▸ Brief:
Pick every line with "Tico" from the material below.

▸ Information shown:
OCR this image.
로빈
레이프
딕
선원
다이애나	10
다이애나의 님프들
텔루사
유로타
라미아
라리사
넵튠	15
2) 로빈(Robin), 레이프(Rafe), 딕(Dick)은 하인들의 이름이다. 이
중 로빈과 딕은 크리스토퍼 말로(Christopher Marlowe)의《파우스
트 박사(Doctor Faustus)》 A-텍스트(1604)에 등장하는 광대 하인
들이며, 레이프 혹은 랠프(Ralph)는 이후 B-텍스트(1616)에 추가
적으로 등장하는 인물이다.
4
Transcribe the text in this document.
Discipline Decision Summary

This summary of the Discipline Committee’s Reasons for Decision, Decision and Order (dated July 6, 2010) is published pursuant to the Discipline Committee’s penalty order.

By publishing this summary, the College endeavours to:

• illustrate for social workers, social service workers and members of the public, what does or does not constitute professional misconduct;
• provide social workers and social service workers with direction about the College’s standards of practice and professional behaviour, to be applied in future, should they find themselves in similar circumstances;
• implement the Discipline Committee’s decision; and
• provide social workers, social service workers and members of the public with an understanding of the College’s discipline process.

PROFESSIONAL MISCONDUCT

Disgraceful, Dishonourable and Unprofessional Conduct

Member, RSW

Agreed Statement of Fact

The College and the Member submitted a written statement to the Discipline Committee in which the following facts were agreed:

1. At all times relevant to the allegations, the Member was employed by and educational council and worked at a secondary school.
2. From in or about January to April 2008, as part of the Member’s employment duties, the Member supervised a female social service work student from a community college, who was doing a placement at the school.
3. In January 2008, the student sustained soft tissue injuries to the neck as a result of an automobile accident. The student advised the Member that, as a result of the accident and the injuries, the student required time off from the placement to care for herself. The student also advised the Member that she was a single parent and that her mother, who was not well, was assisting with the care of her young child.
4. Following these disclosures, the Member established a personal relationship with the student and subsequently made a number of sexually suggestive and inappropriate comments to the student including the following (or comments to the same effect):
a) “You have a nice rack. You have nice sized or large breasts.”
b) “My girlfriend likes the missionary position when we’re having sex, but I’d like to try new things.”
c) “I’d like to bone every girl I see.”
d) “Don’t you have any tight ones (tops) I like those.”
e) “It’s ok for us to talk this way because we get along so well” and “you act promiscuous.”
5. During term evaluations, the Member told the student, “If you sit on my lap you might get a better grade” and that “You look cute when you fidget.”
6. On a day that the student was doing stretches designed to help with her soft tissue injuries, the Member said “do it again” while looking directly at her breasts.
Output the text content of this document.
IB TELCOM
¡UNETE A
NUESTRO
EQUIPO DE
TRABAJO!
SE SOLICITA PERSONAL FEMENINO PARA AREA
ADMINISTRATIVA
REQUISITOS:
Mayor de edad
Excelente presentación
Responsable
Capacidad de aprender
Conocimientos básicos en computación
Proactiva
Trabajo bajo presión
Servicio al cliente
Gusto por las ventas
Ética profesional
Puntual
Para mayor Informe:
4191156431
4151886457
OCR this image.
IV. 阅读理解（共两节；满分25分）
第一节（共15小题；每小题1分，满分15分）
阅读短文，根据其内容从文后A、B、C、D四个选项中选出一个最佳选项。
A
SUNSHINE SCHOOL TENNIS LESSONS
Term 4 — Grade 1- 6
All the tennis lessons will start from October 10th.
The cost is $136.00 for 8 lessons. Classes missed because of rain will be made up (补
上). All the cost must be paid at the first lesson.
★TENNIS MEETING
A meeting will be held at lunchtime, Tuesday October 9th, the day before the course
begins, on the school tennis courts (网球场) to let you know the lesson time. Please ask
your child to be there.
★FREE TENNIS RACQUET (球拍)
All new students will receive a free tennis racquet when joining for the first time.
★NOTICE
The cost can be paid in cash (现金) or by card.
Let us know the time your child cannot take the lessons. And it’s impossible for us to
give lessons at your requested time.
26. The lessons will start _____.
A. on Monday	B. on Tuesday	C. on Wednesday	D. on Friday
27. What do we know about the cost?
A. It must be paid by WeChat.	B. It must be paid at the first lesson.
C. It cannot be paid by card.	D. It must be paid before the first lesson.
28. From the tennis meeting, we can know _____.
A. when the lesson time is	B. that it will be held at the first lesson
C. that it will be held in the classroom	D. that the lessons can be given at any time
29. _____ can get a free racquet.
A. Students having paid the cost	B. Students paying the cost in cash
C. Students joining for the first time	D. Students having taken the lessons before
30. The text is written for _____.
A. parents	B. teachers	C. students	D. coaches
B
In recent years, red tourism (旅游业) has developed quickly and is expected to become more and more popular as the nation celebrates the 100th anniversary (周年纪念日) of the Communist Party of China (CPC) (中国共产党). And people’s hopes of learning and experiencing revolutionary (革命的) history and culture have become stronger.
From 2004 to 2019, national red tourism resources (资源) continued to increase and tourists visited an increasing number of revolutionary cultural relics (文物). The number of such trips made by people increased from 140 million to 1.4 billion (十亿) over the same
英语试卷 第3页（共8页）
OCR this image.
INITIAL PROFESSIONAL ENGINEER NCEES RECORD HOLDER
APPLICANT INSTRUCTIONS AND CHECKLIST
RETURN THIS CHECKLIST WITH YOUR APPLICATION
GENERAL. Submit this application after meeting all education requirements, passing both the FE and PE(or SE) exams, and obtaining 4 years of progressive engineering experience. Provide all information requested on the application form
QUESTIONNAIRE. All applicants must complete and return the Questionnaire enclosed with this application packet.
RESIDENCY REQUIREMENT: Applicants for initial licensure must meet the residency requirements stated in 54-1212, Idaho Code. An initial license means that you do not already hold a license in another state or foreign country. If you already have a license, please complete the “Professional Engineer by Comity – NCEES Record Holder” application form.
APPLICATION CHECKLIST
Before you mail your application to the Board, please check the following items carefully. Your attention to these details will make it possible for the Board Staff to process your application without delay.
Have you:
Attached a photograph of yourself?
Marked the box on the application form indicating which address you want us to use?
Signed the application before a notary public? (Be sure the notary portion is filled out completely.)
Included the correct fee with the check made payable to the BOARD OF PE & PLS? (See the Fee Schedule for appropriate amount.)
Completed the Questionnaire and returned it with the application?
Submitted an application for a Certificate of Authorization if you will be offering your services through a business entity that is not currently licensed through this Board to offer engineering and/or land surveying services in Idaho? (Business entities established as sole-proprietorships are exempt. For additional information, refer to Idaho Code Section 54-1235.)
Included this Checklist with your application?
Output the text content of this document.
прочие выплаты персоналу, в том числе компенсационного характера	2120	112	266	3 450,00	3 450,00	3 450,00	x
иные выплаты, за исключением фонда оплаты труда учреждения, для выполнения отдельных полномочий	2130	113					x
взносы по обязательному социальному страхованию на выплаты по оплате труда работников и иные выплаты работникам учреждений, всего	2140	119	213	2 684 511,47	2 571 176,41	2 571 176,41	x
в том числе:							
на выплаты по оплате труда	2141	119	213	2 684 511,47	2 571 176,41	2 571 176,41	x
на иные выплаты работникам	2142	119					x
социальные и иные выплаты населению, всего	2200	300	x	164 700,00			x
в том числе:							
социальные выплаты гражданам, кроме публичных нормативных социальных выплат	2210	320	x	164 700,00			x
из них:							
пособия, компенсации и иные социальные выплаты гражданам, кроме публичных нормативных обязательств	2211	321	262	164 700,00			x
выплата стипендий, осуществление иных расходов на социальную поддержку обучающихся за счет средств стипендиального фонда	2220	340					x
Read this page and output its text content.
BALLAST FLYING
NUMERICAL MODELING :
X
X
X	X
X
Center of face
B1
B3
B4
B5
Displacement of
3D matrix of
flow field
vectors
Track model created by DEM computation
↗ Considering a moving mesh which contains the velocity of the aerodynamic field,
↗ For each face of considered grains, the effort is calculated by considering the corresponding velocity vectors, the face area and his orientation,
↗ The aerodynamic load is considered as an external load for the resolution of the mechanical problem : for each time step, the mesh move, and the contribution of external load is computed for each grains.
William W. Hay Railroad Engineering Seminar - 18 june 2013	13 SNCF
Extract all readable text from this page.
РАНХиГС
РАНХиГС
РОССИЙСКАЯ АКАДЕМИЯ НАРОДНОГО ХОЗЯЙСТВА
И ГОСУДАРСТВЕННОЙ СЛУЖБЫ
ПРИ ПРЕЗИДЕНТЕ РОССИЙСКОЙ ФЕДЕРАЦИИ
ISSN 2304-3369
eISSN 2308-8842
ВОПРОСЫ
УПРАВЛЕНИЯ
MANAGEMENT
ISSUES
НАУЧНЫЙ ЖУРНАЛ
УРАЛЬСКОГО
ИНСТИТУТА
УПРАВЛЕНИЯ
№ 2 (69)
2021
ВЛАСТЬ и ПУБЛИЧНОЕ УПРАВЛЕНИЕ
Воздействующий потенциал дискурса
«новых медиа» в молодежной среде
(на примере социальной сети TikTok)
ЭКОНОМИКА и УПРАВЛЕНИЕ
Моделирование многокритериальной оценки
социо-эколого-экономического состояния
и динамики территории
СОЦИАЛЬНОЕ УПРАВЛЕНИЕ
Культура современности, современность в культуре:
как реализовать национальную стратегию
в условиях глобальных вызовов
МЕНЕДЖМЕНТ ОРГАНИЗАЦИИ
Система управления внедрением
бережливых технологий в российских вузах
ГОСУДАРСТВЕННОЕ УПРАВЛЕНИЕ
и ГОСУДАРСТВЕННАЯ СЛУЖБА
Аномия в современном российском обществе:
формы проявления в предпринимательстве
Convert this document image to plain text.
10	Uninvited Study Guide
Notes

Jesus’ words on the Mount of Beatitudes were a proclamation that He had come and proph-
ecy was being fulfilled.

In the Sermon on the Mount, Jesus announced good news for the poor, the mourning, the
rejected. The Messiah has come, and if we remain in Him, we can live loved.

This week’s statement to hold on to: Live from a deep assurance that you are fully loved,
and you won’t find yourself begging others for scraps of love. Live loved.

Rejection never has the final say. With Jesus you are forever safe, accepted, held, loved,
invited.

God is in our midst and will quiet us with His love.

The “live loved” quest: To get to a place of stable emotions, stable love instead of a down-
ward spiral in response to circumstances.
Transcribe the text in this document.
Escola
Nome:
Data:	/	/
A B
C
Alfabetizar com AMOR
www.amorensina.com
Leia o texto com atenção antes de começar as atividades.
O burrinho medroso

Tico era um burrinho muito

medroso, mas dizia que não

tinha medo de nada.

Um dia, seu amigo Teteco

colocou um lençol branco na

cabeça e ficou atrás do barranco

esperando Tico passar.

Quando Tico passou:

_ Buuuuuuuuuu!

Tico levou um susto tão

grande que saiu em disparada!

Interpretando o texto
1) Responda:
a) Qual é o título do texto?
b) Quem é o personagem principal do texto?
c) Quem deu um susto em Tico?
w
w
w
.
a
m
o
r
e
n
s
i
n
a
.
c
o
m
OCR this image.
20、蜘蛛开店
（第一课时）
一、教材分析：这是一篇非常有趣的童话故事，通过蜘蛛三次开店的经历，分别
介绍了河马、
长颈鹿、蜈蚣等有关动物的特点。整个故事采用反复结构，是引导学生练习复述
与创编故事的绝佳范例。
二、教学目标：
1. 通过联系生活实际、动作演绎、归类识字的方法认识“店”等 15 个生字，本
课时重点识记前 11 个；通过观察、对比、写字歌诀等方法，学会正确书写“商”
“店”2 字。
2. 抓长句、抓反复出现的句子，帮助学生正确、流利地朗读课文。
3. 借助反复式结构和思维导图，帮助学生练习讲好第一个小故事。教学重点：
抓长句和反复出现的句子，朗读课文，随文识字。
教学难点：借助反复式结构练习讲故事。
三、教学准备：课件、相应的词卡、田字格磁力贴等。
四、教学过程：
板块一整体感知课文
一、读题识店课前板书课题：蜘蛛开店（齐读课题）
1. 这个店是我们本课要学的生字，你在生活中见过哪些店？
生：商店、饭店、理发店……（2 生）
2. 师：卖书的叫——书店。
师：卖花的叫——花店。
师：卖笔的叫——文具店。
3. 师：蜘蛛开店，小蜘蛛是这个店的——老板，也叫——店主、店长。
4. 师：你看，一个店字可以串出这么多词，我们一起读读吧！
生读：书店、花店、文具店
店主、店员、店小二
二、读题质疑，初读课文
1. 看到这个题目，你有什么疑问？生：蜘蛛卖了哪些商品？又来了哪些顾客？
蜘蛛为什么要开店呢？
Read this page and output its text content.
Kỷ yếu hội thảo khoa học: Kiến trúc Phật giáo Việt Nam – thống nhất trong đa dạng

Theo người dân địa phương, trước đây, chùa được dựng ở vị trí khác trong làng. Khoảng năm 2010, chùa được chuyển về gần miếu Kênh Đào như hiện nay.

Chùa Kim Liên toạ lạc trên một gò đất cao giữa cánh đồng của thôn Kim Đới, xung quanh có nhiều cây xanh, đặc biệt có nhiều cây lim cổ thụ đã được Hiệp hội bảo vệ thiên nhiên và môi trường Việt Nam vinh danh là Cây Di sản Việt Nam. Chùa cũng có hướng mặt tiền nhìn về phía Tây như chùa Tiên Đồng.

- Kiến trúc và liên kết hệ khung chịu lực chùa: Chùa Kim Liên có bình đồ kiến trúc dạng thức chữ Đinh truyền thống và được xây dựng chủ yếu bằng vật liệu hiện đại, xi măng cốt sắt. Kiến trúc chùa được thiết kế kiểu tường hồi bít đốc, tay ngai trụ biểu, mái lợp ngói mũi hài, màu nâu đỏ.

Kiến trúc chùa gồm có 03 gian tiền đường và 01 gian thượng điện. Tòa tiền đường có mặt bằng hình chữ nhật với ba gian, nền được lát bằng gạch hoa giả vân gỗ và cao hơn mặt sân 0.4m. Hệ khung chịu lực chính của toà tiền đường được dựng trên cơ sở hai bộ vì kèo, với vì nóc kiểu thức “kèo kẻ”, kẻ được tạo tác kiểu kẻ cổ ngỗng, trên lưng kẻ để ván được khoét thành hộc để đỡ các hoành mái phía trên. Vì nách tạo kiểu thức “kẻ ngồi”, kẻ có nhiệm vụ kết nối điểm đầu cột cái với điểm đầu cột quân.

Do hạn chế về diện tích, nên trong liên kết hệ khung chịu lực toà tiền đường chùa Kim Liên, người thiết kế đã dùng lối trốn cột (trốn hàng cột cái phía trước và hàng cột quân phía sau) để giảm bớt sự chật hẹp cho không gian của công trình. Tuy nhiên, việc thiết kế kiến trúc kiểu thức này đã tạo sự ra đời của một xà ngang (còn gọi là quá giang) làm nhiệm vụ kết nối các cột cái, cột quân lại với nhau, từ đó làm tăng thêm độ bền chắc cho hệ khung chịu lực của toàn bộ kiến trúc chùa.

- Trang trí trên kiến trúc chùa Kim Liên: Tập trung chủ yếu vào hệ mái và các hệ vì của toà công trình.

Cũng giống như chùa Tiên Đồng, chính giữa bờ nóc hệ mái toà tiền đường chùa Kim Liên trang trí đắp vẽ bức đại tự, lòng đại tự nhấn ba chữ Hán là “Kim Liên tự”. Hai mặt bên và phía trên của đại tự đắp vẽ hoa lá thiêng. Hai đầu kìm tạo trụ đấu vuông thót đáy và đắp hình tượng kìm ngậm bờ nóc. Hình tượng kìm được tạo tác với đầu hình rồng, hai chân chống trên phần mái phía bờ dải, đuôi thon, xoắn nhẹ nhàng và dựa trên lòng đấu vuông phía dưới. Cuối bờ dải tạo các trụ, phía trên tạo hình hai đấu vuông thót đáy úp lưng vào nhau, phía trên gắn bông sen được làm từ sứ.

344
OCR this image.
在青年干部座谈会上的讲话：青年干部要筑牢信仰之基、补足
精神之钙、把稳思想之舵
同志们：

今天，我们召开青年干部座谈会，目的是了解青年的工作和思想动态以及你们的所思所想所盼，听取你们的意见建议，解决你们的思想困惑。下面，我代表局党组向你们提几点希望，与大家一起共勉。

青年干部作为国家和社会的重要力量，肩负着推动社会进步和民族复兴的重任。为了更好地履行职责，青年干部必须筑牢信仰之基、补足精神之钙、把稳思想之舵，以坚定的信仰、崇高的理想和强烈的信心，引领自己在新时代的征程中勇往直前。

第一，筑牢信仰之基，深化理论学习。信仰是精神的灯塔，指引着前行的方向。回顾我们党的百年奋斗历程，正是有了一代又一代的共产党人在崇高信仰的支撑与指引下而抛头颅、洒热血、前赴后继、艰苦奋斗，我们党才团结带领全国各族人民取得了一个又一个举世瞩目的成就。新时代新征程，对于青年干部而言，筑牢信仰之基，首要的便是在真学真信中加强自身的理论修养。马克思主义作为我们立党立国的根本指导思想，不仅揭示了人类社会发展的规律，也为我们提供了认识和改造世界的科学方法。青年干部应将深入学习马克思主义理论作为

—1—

▸ Expected answer:
Tico era um burrinho muito
esperando Tico passar.
Quando Tico passou:
Tico levou um susto tão
c) Quem deu um susto em Tico?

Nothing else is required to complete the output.